__WHAT IS BEING ASKED__.
Check each line of the records below and collect those holding "Attack".

__EXERCISE MATERIAL__.
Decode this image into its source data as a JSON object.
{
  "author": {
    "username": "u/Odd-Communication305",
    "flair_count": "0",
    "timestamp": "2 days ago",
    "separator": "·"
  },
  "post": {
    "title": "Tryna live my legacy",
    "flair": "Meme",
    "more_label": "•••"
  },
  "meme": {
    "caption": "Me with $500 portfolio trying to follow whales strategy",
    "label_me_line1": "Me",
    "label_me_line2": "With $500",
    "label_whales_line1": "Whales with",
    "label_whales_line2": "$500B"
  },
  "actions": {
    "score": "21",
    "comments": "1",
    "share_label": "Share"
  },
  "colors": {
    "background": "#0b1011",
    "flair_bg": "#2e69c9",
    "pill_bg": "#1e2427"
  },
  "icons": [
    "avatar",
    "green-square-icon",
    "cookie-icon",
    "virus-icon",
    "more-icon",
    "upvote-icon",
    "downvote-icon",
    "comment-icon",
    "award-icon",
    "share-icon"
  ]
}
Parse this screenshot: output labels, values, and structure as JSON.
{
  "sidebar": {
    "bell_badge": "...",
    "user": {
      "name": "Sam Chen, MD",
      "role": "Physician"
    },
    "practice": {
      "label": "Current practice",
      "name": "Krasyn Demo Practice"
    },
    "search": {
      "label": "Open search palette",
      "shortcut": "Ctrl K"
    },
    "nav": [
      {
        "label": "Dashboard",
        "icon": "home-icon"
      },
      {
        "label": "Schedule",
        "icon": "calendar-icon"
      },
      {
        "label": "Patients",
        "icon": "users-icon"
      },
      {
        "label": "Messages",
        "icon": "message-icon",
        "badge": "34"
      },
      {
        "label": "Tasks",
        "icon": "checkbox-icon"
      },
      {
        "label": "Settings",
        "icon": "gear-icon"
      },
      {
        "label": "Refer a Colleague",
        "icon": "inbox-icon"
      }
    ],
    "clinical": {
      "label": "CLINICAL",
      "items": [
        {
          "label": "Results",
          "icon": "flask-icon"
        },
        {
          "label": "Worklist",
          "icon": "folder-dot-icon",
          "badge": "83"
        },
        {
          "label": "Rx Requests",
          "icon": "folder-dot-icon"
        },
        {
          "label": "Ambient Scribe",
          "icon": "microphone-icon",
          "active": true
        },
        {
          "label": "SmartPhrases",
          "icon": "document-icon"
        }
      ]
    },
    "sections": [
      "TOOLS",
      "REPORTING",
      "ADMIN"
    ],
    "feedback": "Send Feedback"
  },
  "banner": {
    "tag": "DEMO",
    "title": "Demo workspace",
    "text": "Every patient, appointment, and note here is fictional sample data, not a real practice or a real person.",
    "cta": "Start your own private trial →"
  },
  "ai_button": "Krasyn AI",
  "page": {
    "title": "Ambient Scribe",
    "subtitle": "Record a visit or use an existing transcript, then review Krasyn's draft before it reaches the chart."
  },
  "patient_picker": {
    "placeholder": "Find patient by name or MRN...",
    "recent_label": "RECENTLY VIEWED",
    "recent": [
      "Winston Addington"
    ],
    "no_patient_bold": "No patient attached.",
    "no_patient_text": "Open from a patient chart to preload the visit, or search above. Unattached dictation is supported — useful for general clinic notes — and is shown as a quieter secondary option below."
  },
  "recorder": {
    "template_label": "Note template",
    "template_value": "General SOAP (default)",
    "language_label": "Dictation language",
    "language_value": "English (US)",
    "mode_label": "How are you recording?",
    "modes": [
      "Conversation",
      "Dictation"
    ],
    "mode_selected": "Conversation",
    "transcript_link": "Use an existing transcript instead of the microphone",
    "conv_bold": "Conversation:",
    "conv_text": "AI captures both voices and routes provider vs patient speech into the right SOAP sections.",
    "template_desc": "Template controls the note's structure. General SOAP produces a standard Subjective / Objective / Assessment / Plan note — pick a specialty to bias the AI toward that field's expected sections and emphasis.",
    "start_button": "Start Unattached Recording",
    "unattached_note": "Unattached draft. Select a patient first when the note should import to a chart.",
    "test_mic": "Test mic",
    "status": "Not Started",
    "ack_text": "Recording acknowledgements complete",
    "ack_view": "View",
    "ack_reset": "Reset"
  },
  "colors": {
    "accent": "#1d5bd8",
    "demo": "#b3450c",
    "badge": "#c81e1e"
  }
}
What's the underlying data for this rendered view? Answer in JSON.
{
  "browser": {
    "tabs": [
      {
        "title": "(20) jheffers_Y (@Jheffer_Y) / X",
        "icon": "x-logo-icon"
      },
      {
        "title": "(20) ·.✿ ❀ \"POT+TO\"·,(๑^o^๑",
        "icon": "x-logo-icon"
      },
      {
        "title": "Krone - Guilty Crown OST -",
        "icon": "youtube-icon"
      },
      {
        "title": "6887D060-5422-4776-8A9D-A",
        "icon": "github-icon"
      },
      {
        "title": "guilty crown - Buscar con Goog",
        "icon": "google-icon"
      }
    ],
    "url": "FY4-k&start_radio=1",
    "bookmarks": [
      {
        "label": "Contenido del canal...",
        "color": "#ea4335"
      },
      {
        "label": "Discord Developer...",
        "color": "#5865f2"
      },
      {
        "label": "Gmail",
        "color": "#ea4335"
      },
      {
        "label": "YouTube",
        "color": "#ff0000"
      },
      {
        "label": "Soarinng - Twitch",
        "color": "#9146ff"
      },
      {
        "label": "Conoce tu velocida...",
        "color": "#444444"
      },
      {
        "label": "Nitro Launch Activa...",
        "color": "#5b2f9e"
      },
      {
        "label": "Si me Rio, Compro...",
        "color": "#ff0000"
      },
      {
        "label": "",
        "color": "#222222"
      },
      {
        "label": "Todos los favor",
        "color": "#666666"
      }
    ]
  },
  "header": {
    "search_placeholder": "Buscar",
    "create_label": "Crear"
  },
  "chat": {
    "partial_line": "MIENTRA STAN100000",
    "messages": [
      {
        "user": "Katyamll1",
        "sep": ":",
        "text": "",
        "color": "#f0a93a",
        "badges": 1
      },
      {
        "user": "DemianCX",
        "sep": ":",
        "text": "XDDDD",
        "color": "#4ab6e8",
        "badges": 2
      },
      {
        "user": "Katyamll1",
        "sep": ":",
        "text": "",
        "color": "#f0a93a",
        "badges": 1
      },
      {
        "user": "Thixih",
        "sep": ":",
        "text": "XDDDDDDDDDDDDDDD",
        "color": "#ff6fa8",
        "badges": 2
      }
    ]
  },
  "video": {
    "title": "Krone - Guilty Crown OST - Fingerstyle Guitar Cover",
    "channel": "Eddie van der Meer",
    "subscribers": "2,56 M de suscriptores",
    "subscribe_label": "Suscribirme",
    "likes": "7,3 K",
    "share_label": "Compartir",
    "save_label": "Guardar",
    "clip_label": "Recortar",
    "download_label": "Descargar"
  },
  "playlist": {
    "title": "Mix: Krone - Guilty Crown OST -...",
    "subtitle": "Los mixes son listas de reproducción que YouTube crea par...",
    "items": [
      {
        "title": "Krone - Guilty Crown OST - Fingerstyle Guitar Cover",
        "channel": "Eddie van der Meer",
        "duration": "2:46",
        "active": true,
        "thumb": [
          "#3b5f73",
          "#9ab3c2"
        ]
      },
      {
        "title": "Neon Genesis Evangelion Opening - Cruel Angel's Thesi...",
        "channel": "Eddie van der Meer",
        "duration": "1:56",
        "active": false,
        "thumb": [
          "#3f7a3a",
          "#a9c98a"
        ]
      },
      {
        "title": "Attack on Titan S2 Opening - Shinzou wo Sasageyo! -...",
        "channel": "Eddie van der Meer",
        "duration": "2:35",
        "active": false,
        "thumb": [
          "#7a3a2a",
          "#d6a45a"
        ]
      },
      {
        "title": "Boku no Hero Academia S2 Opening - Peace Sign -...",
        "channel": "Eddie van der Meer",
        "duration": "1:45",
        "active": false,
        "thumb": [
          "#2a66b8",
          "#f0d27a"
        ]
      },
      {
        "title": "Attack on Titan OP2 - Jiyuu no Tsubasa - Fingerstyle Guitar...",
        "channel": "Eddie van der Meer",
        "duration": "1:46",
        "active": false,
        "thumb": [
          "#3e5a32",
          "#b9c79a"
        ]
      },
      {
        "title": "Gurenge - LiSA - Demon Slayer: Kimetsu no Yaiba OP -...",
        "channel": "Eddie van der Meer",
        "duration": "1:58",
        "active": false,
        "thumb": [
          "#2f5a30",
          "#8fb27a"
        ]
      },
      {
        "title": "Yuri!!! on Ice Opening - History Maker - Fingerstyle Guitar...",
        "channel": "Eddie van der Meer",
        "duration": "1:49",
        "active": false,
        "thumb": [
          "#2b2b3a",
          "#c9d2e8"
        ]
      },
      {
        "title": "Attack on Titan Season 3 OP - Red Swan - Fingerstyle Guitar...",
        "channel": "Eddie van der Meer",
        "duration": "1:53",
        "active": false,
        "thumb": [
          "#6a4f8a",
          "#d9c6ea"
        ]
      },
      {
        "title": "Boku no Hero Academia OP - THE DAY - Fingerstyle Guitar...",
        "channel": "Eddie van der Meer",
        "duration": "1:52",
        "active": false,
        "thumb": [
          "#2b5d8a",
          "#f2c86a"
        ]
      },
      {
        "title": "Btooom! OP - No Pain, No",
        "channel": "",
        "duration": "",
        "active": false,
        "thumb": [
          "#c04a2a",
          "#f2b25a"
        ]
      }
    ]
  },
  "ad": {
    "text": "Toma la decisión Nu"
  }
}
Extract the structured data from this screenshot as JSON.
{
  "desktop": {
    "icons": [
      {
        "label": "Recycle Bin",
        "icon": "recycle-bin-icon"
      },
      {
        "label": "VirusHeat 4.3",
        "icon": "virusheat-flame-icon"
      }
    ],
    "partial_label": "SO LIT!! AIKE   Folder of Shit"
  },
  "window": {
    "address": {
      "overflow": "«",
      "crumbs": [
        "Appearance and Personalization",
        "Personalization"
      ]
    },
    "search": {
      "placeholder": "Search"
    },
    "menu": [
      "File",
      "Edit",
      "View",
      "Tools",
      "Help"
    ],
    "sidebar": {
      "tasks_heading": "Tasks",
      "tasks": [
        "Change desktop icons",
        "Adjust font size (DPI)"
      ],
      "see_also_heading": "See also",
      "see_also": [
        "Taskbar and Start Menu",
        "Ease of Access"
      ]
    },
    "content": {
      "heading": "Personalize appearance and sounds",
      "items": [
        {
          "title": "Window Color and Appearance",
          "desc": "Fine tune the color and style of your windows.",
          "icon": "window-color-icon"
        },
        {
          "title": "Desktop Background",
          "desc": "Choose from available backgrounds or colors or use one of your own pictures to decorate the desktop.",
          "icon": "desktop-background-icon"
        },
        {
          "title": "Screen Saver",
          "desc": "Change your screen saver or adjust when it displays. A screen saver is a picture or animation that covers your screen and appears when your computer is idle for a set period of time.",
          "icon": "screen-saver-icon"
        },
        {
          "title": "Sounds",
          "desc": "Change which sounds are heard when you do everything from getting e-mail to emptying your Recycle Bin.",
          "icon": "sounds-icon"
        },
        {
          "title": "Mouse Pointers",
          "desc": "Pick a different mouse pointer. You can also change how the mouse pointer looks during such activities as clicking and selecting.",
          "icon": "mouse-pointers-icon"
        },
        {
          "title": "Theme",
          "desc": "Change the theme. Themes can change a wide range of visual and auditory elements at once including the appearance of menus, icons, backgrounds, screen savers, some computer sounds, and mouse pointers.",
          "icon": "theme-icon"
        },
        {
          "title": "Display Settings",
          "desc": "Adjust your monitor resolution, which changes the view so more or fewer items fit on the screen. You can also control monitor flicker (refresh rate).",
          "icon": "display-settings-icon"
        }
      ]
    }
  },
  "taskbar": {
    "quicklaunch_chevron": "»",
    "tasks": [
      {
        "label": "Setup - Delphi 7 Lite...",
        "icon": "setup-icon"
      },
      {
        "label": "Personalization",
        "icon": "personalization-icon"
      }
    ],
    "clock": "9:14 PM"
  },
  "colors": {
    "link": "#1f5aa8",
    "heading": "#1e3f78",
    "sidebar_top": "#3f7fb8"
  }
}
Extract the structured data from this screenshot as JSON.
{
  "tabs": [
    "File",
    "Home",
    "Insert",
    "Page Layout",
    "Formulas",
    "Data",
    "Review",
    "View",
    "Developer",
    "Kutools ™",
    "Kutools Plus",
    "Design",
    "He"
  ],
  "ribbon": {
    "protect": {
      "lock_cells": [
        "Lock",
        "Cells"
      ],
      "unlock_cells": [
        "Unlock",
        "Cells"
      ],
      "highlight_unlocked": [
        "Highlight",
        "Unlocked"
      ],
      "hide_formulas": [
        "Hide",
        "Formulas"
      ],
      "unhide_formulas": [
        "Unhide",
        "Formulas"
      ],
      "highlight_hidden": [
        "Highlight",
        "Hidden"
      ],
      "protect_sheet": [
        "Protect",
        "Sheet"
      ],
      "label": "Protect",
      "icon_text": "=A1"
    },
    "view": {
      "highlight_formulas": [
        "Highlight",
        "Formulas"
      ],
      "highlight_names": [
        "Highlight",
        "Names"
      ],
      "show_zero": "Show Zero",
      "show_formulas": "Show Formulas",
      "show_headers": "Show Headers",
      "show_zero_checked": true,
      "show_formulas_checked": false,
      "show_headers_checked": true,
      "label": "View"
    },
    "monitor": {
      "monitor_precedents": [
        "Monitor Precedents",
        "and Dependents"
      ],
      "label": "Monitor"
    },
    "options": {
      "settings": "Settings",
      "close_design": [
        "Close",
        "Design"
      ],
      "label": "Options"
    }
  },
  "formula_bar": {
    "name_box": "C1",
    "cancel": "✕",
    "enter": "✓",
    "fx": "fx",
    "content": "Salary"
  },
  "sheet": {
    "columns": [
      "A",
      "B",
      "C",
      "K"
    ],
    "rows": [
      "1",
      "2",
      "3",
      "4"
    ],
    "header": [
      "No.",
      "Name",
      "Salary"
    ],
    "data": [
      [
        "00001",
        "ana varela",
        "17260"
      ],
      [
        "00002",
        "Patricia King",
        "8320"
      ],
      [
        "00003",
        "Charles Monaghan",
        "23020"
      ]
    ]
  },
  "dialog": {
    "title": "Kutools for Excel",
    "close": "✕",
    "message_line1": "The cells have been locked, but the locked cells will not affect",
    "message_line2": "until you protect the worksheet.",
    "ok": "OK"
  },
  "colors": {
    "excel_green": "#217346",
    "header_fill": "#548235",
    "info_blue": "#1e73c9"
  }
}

__TASK OUTPUT__.
        "title": "Attack on Titan S2 Opening - Shinzou wo Sasageyo! -...",
        "title": "Attack on Titan OP2 - Jiyuu no Tsubasa - Fingerstyle Guitar...",
        "title": "Attack on Titan Season 3 OP - Red Swan - Fingerstyle Guitar...",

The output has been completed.